Listed records |
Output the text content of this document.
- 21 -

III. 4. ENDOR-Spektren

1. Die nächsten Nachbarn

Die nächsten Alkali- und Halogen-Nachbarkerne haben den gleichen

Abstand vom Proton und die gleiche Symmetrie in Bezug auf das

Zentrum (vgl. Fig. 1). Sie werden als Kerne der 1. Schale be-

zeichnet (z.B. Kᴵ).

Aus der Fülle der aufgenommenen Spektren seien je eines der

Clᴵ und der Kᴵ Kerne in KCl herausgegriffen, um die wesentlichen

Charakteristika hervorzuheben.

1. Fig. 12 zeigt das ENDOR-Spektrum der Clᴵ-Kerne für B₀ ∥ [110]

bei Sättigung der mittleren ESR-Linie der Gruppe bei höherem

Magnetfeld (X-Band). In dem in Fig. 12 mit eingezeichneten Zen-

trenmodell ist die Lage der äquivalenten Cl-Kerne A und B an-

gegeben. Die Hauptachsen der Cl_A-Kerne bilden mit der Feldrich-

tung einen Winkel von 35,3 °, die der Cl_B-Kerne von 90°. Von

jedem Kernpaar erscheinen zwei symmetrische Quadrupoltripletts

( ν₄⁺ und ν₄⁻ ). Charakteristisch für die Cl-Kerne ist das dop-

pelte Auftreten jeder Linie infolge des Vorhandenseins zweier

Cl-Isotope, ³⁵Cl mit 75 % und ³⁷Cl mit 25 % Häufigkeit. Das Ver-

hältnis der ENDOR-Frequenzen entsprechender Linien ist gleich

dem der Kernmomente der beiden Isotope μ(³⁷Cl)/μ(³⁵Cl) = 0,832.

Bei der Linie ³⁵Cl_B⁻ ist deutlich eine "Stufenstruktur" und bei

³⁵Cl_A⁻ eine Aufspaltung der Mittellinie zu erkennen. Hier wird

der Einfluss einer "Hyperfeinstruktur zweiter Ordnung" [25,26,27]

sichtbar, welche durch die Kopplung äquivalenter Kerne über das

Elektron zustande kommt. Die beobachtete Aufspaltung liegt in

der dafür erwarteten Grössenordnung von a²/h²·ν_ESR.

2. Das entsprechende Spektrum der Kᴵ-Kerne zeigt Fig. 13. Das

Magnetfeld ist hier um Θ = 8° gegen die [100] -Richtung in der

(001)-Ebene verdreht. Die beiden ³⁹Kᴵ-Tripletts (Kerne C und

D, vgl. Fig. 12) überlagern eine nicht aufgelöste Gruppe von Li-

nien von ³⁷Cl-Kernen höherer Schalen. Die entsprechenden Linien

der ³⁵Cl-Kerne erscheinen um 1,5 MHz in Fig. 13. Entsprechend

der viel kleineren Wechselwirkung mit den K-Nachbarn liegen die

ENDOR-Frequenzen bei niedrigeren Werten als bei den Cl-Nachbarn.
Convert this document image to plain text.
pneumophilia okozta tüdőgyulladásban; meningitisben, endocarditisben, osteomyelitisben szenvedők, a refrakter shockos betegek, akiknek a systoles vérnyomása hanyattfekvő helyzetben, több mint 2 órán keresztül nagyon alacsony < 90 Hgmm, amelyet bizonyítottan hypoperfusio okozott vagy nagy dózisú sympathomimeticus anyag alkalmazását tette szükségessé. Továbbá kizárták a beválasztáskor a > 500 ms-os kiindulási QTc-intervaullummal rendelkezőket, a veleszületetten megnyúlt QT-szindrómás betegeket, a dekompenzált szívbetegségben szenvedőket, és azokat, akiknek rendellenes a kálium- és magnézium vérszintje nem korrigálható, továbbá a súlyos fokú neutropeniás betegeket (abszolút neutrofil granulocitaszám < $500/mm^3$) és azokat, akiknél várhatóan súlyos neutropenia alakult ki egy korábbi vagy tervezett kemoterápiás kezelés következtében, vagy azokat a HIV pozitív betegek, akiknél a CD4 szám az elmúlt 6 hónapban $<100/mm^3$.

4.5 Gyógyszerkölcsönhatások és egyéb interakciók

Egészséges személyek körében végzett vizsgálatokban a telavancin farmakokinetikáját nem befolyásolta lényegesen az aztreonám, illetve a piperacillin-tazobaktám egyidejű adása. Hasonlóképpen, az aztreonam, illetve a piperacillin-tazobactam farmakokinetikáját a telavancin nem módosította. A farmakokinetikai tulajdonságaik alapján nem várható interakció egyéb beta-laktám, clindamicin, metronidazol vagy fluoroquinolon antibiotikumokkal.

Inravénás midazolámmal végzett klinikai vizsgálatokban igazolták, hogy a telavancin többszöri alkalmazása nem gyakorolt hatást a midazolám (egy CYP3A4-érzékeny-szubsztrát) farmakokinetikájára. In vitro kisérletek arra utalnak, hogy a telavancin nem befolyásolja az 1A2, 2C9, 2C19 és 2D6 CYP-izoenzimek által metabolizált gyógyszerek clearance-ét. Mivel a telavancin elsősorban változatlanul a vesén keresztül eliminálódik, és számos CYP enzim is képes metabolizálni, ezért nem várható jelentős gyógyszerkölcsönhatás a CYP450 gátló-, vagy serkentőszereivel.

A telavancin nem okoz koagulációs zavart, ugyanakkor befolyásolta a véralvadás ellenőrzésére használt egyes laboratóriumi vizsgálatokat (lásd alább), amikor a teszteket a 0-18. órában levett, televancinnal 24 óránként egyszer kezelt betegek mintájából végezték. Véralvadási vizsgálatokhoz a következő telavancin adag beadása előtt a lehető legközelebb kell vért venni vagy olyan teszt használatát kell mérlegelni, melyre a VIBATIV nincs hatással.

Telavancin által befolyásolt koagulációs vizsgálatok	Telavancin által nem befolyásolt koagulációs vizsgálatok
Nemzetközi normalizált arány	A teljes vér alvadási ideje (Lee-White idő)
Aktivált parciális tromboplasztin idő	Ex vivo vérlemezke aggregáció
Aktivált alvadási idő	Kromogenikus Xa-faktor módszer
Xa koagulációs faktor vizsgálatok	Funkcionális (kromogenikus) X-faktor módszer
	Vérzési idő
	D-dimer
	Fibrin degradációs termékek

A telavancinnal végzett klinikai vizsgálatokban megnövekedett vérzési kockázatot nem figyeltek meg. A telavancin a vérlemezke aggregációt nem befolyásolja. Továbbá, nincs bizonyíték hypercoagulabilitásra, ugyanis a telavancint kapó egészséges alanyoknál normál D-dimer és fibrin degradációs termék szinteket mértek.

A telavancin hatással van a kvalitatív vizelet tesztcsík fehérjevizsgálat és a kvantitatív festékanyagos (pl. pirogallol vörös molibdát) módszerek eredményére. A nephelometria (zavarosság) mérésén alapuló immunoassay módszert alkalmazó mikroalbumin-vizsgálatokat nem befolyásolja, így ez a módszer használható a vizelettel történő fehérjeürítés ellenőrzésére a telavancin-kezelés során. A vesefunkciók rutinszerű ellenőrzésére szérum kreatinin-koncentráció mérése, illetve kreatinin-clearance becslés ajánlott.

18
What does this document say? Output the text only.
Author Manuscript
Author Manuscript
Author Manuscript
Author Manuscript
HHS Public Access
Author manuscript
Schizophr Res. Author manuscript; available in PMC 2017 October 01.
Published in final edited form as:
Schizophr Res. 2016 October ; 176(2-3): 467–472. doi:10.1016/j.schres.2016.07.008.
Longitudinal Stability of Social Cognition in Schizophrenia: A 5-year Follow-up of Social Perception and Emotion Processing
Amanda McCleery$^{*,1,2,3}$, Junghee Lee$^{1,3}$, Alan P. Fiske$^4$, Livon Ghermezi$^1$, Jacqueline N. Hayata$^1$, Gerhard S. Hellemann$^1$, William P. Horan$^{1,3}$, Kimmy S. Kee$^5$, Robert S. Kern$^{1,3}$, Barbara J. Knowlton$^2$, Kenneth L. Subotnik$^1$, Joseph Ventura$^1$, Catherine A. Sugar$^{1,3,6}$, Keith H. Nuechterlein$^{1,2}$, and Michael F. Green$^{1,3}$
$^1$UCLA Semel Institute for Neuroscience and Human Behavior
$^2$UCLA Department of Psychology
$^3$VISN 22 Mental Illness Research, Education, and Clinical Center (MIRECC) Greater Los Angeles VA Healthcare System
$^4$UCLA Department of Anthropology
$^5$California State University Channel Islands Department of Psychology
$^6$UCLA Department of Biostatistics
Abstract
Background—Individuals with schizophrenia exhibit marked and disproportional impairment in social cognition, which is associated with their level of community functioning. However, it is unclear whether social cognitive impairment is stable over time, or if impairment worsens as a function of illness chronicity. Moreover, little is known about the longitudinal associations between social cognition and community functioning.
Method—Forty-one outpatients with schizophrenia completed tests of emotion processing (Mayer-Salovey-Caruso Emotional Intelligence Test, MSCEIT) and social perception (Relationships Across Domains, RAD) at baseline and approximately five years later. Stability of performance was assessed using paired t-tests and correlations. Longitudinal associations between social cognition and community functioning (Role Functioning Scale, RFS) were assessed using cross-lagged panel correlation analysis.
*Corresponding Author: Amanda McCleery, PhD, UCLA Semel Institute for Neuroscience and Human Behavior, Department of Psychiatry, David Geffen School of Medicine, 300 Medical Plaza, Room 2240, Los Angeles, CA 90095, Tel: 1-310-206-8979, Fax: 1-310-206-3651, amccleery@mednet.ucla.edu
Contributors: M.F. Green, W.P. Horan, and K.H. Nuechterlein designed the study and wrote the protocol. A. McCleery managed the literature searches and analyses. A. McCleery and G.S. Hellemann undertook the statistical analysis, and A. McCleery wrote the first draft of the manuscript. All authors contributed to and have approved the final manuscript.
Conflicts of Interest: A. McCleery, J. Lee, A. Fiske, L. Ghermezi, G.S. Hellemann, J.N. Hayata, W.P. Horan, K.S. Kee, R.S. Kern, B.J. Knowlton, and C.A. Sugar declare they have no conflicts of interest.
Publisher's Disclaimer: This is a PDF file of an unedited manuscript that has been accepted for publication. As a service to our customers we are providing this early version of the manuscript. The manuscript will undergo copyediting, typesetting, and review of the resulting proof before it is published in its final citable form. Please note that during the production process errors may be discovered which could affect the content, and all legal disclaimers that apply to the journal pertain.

Your assignment | I'd like every line with the string "final" copied from the listing.

The answer |
Published in final edited form as:
Contributors: M.F. Green, W.P. Horan, and K.H. Nuechterlein designed the study and wrote the protocol. A. McCleery managed the literature searches and analyses. A. McCleery and G.S. Hellemann undertook the statistical analysis, and A. McCleery wrote the first draft of the manuscript. All authors contributed to and have approved the final manuscript.
Publisher's Disclaimer: This is a PDF file of an unedited manuscript that has been accepted for publication. As a service to our customers we are providing this early version of the manuscript. The manuscript will undergo copyediting, typesetting, and review of the resulting proof before it is published in its final citable form. Please note that during the production process errors may be discovered which could affect the content, and all legal disclaimers that apply to the journal pertain.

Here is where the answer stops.